Required work:
Select, from the material below, each line with "confidence" in it.

Records from a data collection:
###
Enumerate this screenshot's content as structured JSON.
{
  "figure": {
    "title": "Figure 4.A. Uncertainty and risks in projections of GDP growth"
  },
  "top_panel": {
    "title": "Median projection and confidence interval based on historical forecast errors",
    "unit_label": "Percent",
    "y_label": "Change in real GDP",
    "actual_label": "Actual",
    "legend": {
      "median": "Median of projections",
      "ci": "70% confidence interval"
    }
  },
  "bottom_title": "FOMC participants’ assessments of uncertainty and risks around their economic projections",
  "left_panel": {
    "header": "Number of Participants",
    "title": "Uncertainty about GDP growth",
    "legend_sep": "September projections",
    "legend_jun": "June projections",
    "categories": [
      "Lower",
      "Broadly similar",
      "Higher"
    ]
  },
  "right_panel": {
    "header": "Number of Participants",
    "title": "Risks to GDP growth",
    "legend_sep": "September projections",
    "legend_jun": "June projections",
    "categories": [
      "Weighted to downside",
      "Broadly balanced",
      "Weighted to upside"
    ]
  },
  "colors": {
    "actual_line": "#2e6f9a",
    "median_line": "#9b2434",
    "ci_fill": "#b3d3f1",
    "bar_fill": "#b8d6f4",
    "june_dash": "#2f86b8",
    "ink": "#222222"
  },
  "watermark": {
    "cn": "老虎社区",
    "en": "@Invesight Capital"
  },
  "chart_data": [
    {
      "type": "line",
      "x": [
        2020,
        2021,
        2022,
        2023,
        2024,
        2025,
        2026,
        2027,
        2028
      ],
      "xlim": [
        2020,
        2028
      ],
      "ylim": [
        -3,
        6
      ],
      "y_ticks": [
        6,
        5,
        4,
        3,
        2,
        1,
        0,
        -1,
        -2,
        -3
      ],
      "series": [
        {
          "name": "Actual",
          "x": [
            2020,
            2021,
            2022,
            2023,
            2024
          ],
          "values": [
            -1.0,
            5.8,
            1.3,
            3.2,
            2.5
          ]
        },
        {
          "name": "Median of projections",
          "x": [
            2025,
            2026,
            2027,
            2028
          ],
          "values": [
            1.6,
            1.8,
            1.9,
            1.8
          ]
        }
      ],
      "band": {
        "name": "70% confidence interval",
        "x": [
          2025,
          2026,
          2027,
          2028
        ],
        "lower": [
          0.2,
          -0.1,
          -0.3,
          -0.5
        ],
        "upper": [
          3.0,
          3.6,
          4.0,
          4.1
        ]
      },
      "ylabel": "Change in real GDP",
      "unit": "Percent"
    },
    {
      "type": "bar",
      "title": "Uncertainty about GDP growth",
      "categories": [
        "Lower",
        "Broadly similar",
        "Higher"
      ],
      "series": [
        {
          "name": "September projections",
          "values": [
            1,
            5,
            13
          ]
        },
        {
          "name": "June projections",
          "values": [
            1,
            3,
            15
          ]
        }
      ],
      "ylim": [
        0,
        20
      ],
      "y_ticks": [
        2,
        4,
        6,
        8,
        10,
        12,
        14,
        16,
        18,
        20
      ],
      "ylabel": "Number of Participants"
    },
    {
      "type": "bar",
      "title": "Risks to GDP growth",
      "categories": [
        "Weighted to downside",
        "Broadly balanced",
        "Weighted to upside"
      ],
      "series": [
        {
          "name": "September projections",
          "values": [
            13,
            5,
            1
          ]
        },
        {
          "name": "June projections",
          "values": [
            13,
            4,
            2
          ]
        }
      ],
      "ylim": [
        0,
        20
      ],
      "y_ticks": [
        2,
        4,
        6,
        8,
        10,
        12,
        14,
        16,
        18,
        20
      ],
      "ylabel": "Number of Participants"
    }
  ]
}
###
Response:
    "title": "Median projection and confidence interval based on historical forecast errors",
      "ci": "70% confidence interval"
        "name": "70% confidence interval",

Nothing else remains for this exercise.